SUPPLIED MATERIAL:

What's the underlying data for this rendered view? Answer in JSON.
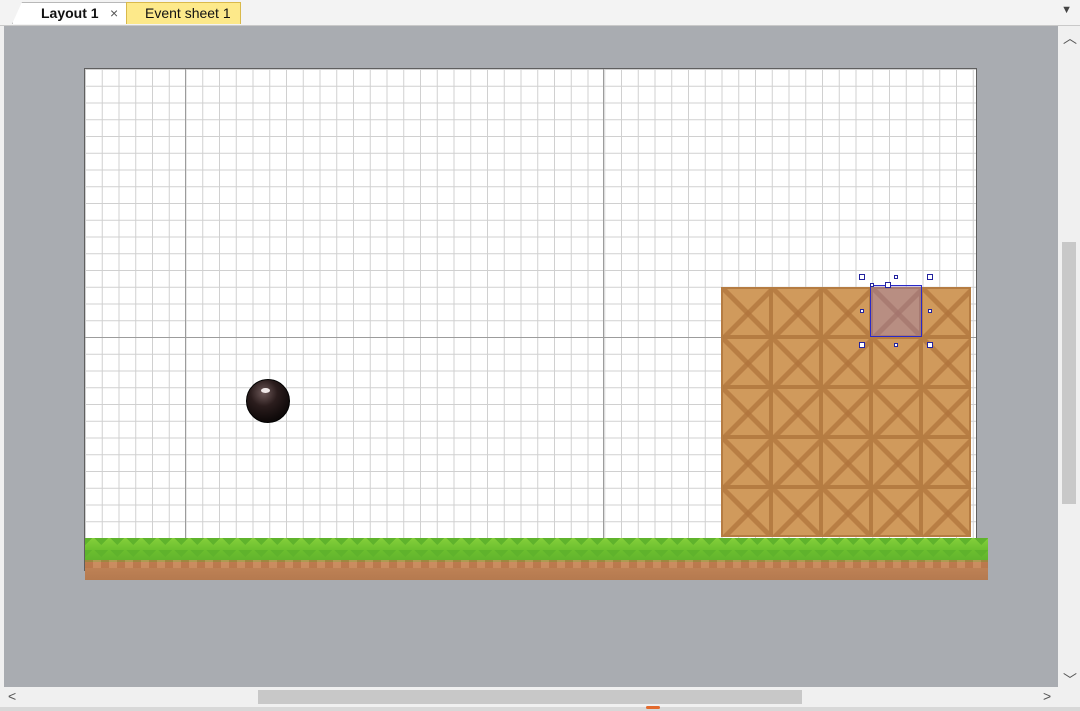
{
  "tabs": [
    {
      "label": "Layout 1",
      "active": true,
      "close_icon": "×"
    },
    {
      "label": "Event sheet 1",
      "active": false
    }
  ],
  "tab_dropdown_icon": "▼",
  "scrollbars": {
    "up": "︿",
    "down": "﹀",
    "left": "<",
    "right": ">"
  },
  "colors": {
    "workspace": "#a9acb1",
    "grass": "#6cbf2f",
    "crate": "#d09a5c",
    "selection_border": "#2a2ac8"
  },
  "layout": {
    "objects": [
      "ball-sprite",
      "crate-tilemap",
      "ground-tiles"
    ],
    "crate_grid": {
      "columns": 5,
      "rows": 5
    },
    "selected_object": "crate-tile"
  }
}
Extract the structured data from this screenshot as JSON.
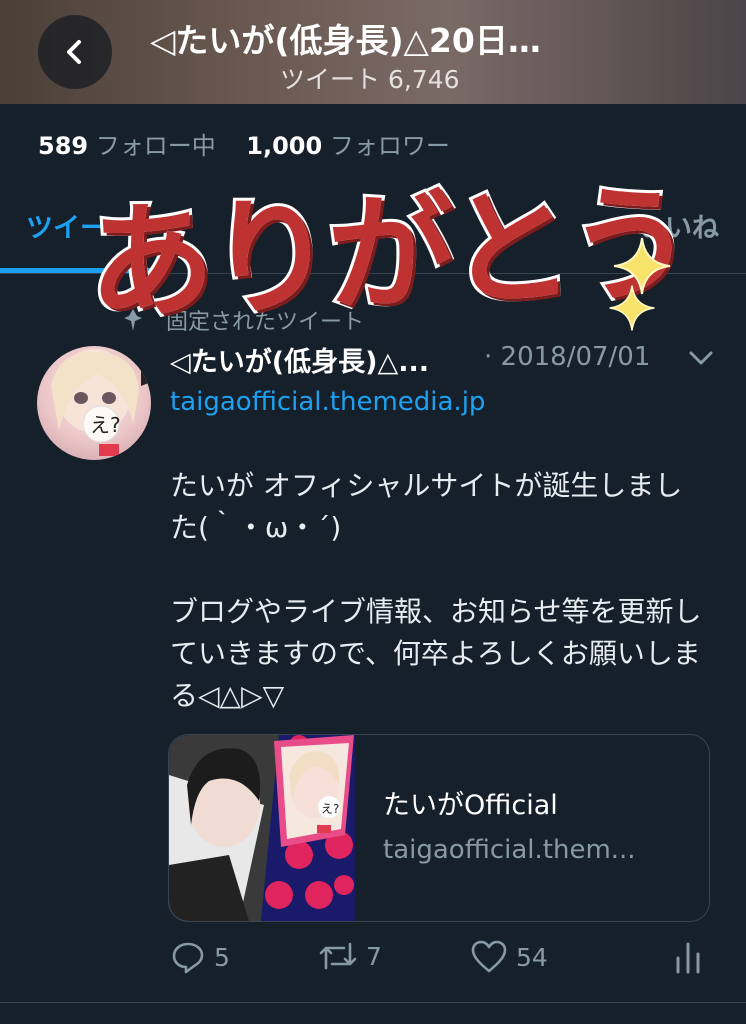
{
  "header": {
    "title": "◁たいが(低身長)△20日…",
    "tweet_count": "ツイート 6,746"
  },
  "stats": {
    "following_count": "589",
    "following_label": "フォロー中",
    "followers_count": "1,000",
    "followers_label": "フォロワー"
  },
  "tabs": {
    "tweets": "ツイー",
    "likes": "いいね"
  },
  "overlay": {
    "text": "ありがとう",
    "color": "#bf3232"
  },
  "tweet": {
    "pinned_label": "固定されたツイート",
    "author": "◁たいが(低身長)△...",
    "date": "· 2018/07/01",
    "link": "taigaofficial.themedia.jp",
    "text": "たいが オフィシャルサイトが誕生しました(｀・ω・´)\n\nブログやライブ情報、お知らせ等を更新していきますので、何卒よろしくお願いしまる◁△▷▽",
    "card": {
      "title": "たいがOfficial",
      "domain": "taigaofficial.them..."
    },
    "actions": {
      "replies": "5",
      "retweets": "7",
      "likes": "54"
    }
  },
  "colors": {
    "accent": "#1da1f2",
    "background": "#15202b",
    "muted": "#8899a6"
  }
}
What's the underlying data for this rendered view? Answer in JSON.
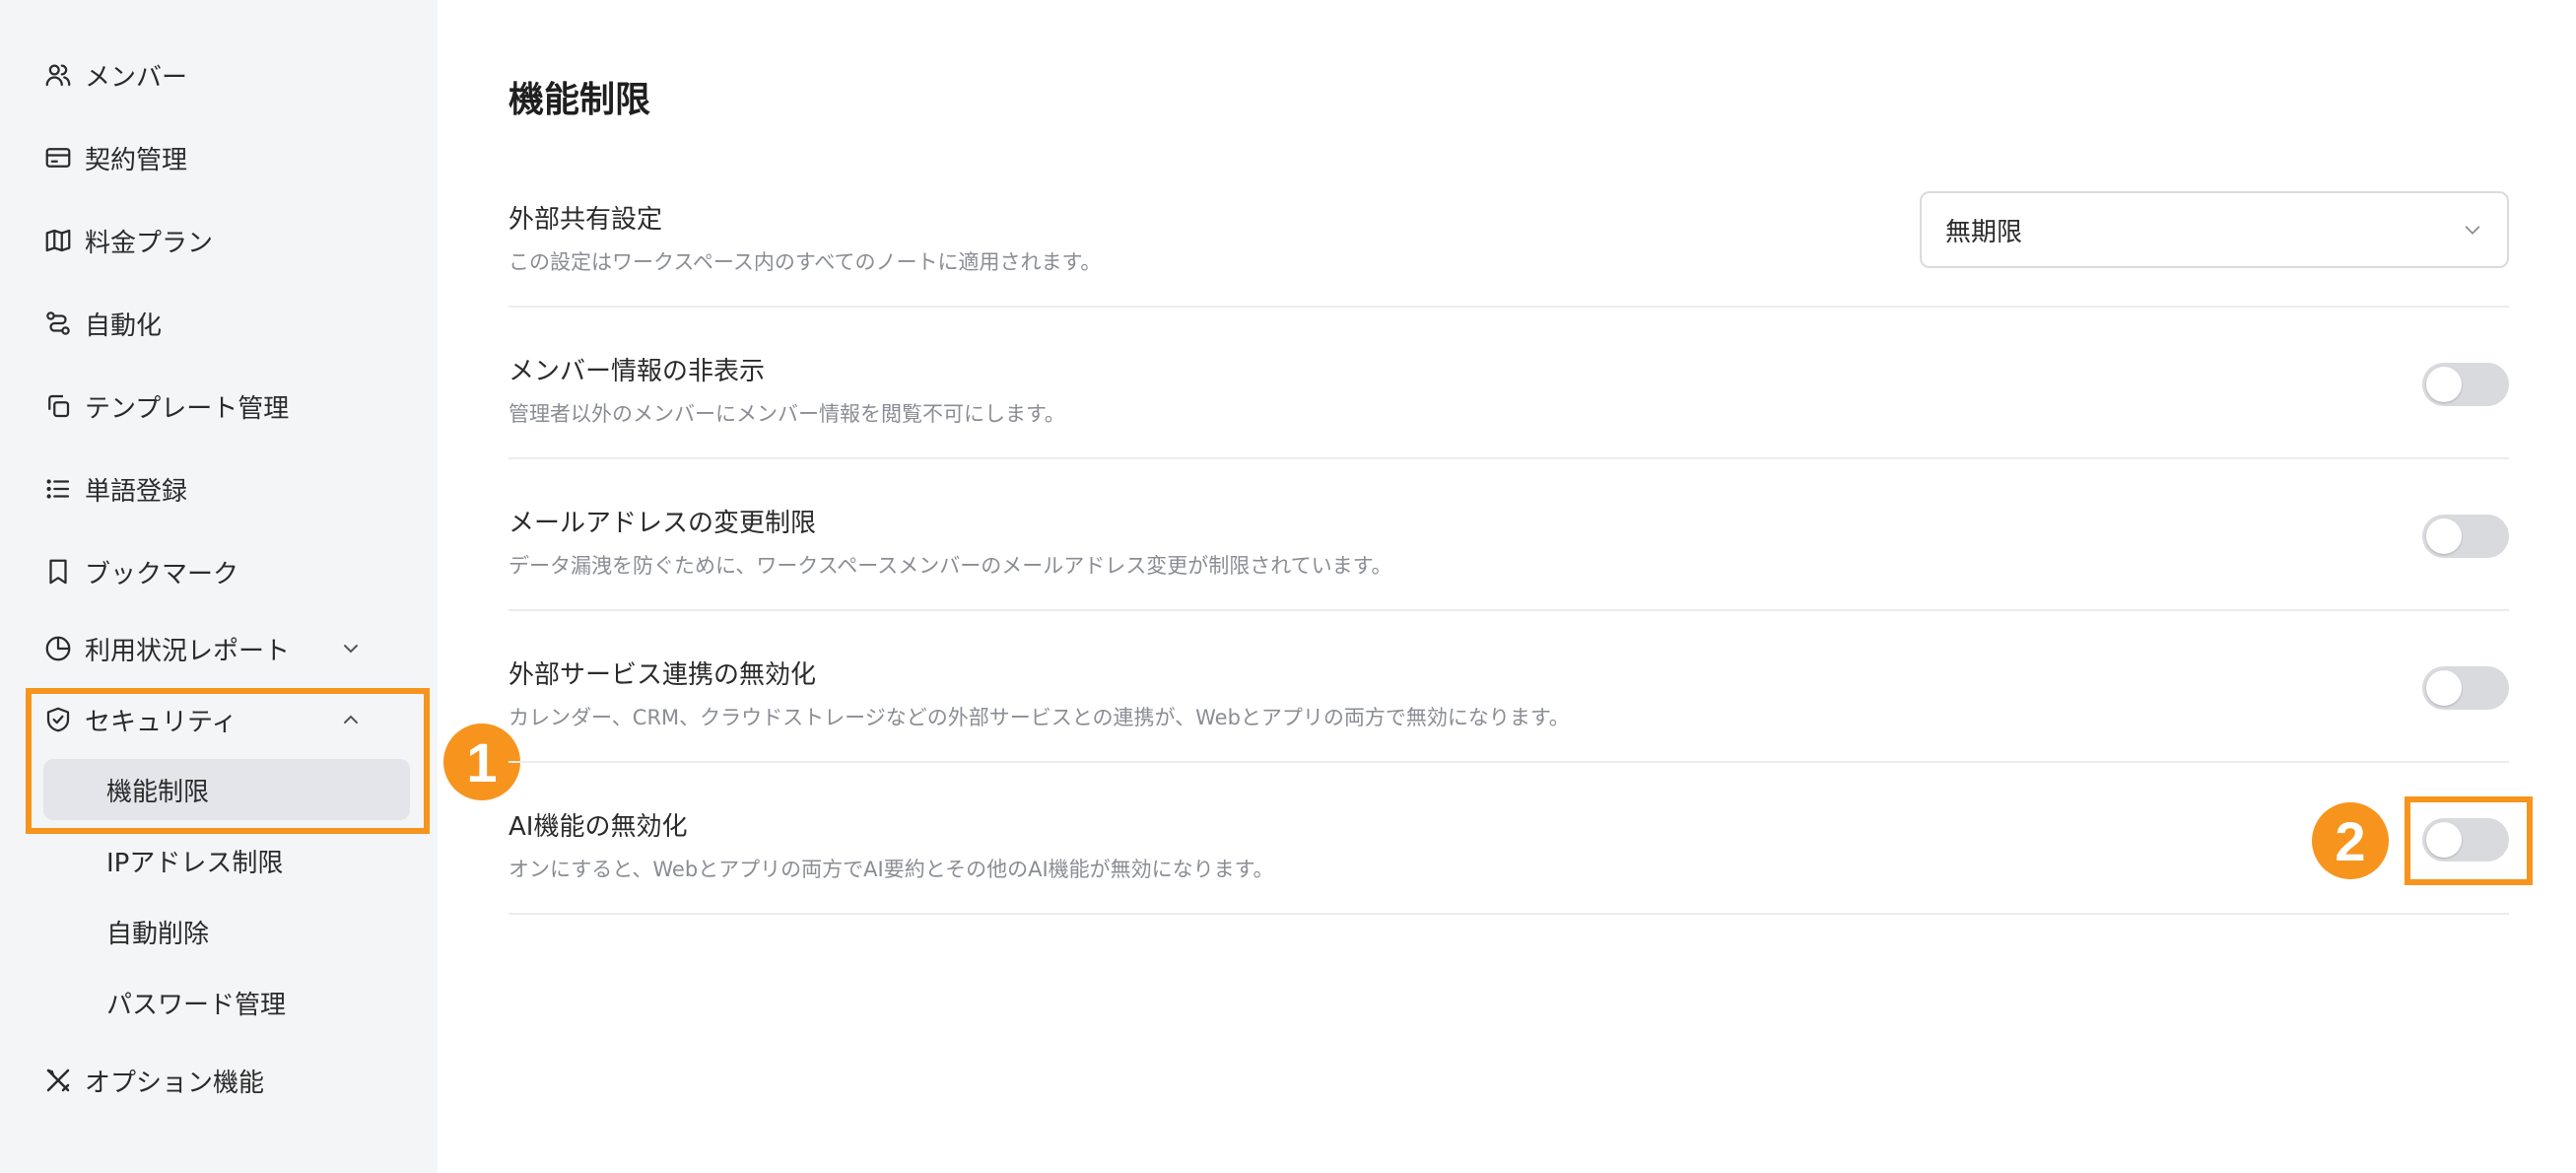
{
  "sidebar": {
    "items": [
      {
        "label": "メンバー",
        "icon": "users-icon"
      },
      {
        "label": "契約管理",
        "icon": "credit-card-icon"
      },
      {
        "label": "料金プラン",
        "icon": "map-icon"
      },
      {
        "label": "自動化",
        "icon": "workflow-icon"
      },
      {
        "label": "テンプレート管理",
        "icon": "copy-icon"
      },
      {
        "label": "単語登録",
        "icon": "list-icon"
      },
      {
        "label": "ブックマーク",
        "icon": "bookmark-icon"
      },
      {
        "label": "利用状況レポート",
        "icon": "pie-chart-icon"
      },
      {
        "label": "セキュリティ",
        "icon": "shield-check-icon"
      },
      {
        "label": "オプション機能",
        "icon": "tools-icon"
      }
    ],
    "security_sub_items": [
      {
        "label": "機能制限",
        "active": true
      },
      {
        "label": "IPアドレス制限",
        "active": false
      },
      {
        "label": "自動削除",
        "active": false
      },
      {
        "label": "パスワード管理",
        "active": false
      }
    ]
  },
  "annotations": {
    "badge_1": "1",
    "badge_2": "2",
    "highlight_color": "#f7941d"
  },
  "main": {
    "title": "機能制限",
    "settings": [
      {
        "label": "外部共有設定",
        "description": "この設定はワークスペース内のすべてのノートに適用されます。",
        "control": "select",
        "value": "無期限"
      },
      {
        "label": "メンバー情報の非表示",
        "description": "管理者以外のメンバーにメンバー情報を閲覧不可にします。",
        "control": "toggle",
        "on": false
      },
      {
        "label": "メールアドレスの変更制限",
        "description": "データ漏洩を防ぐために、ワークスペースメンバーのメールアドレス変更が制限されています。",
        "control": "toggle",
        "on": false
      },
      {
        "label": "外部サービス連携の無効化",
        "description": "カレンダー、CRM、クラウドストレージなどの外部サービスとの連携が、Webとアプリの両方で無効になります。",
        "control": "toggle",
        "on": false
      },
      {
        "label": "AI機能の無効化",
        "description": "オンにすると、Webとアプリの両方でAI要約とその他のAI機能が無効になります。",
        "control": "toggle",
        "on": false
      }
    ]
  }
}
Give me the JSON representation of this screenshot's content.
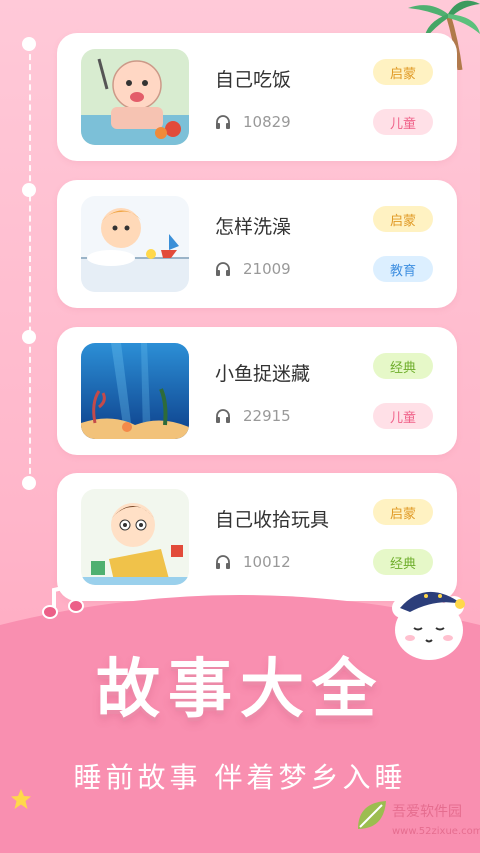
{
  "stories": [
    {
      "title": "自己吃饭",
      "plays": "10829",
      "tags": [
        "启蒙",
        "儿童"
      ]
    },
    {
      "title": "怎样洗澡",
      "plays": "21009",
      "tags": [
        "启蒙",
        "教育"
      ]
    },
    {
      "title": "小鱼捉迷藏",
      "plays": "22915",
      "tags": [
        "经典",
        "儿童"
      ]
    },
    {
      "title": "自己收拾玩具",
      "plays": "10012",
      "tags": [
        "启蒙",
        "经典"
      ]
    }
  ],
  "banner": {
    "title": "故事大全",
    "subtitle": "睡前故事 伴着梦乡入睡"
  },
  "watermark": {
    "text": "吾爱软件园",
    "url": "www.52zixue.com"
  },
  "colors": {
    "background": "#ffc0d2",
    "accent": "#f57fa3"
  }
}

WHAT NEEDS TO BE DONE: Pull out and copy each line containing the string "screenshot".

FULL RESPONSE:
Extract the structured data from this screenshot as JSON.
Give me the JSON representation of this screenshot's content.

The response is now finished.